Pick up the notes on delivering base and prime editors to the brain after their last line, and write what follows.

**** GIVEN TEXT ****

| Delivery Approach |
Advantages |
Disadvantages |
| AAV |
Neuronal tropism (some serotypes), long-term expression |
Cargo limit (~4.7kb) limits full editor + gRNA; immune response |
| LNP |
Large cargo, scalable, redosable |
Limited BBB crossing; transient expression |
| Exosome |
Natural BBB crossing, low immunogenicity |
Manufacturing challenges, variable yield |
| High-capacity adenovirus (HdAd) |
Large cargo, long-term expression |
Immune response, less neuronal tropism |
AAV delivery constraint: Most base editors (CBEs: ~5.3kb including SpCas9nick, ABEs: ~5.7kb) barely fit in AAV with a single gRNA. Strategies:
- Split-base editor systems (separate AAVs for each component)
- Use of smaller Cas9 orthologs (e.g., Cas12a, Cas9 from S. aureus)
- Minimized linker architectures
For SCN1A/Dravet, editing must be confined to GABAergic interneurons — editing in excitatory pyramidal neurons could worsen disease:
- Promoter-specific editors: Use GABAergic neuron-specific promoters (e.g., GAD1, GAD2) to drive editor expression
- Cell-type specific gRNA design: For allele-specific editing, exploit differences between mutant and wild-type alleles
- Transient delivery: Non-integrating delivery (mRNA + protein/RNP) to minimize off-targets
Both base and prime editors can cause unintended edits at genomic sites with partial homology to the target sequence:
- Whole-genome sequencing (WGS) is the gold standard for off-target detection
- DISCOVER-seq and CHANGE-seq provide unbiased off-target profiling
- Engineered deaminases (e.g., evoAPOBEC, TadA variants) show improved specificity
Cytidine base editors can cause widespread RNA editing (C-to-U conversions in mRNA), which was a significant concern with first-generation CBEs. New-generation CBEs (e.g.,evoAPOBEC, BE4max) have substantially reduced RNA off-targets through deaminase engineering.
- High-fidelity editor variants: Use latest-generation editors with optimized deaminases and Cas9 variants
- Bioinformatics gRNA design: Choose gRNA targets with minimal off-target homologies
- RNP delivery: Protein/gRNA complexes (rather than plasmid/mRNA) minimize exposure time
- Partial editing: Incomplete correction may be sufficient for haploinsufficient conditions (SCN1A, KCNQ2)

**** SOURCE INFORMATION ****

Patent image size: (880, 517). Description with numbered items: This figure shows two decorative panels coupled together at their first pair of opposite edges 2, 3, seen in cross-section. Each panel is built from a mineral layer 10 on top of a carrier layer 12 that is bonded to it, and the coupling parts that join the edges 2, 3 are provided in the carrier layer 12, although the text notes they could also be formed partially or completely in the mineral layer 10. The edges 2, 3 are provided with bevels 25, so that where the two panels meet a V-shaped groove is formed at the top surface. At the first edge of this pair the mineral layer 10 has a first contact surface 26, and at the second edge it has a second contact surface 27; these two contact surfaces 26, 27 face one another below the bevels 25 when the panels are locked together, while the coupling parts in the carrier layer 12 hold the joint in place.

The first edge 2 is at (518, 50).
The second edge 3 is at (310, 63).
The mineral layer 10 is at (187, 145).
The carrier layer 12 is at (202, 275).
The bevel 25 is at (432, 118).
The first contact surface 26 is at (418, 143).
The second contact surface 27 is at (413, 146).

****

▶ _EXERCISE ANSWER_:
¶ Preclinical Data and Timeline
Patient-derived iPSCs have been edited to model and test base/prime editing approaches:
- SCN1A iPSC models show that Nav1.1 dysfunction can be corrected by restoring wild-type sequence
- KCNQ2 iPSC models demonstrate that loss-of-function can be rescued by precise correction
- CDKL5 iPSC models show that editing can restore normal neuronal electrophysiology
- PE3 in mouse neurons: Prime editing in post-mitotic neurons has been demonstrated with ~10-20% efficiency using RNP electroporation
- CBE in mouse brain: AAV-delivered CBE has edited neurons in vivo with low but detectable efficiency
- NHP studies: Prime editing in non-human primates is ongoing, with results expected 2026-2027
| Milestone |
Expected |
| Proof-of-concept in NHP models |
2026 |
| IND-enabling studies for NDE indication |
2027-2028 |
| First-in-human clinical trial |
2029-2030 |
| Factor |
Base Editing |
Prime Editing |
Traditional CRISPR-Cas9 |
| Precision |
Single nucleotide (C>T or A>G) |
All 12 substitutions + indels |
Requires DSB + homology |
| Efficiency |
High |
Moderate |
High |
| Off-targets |
Low (CBE: RNA concern) |
Low-moderate |
Higher (DSB-induced) |
| Cargo size |
~5kb |
~6kb+ |
~4kb |
| Indel formation |
Minimal |
Very low |
Common |
| In neurons (in vivo) |
Demonstrated |
Demonstrated |
Demonstrated |
| BBB crossing |
Requires delivery optimization |
Requires delivery optimization |
Requires delivery optimization |
| NDE readiness |
Earlier (simpler, higher efficiency) |
Later (more versatile) |
Mid-term |
- Can base/prime editing achieve sufficient efficiency in human GABAergic neurons to provide therapeutic benefit in Dravet syndrome?
- What delivery platform (AAV, LNP, exosome) will best balance cargo size, BBB crossing, neuronal tropism, and durability for NDE applications?
- How many cells need to be edited to achieve meaningful clinical benefit in haploinsufficient NDEs (SCN1A, KCNQ2)?
- What is the safety profile of in vivo base/prime editing in the developing pediatric brain?
- Can allele-specific editing be achieved for patients with deletions vs. point mutations, particularly in Angelman syndrome?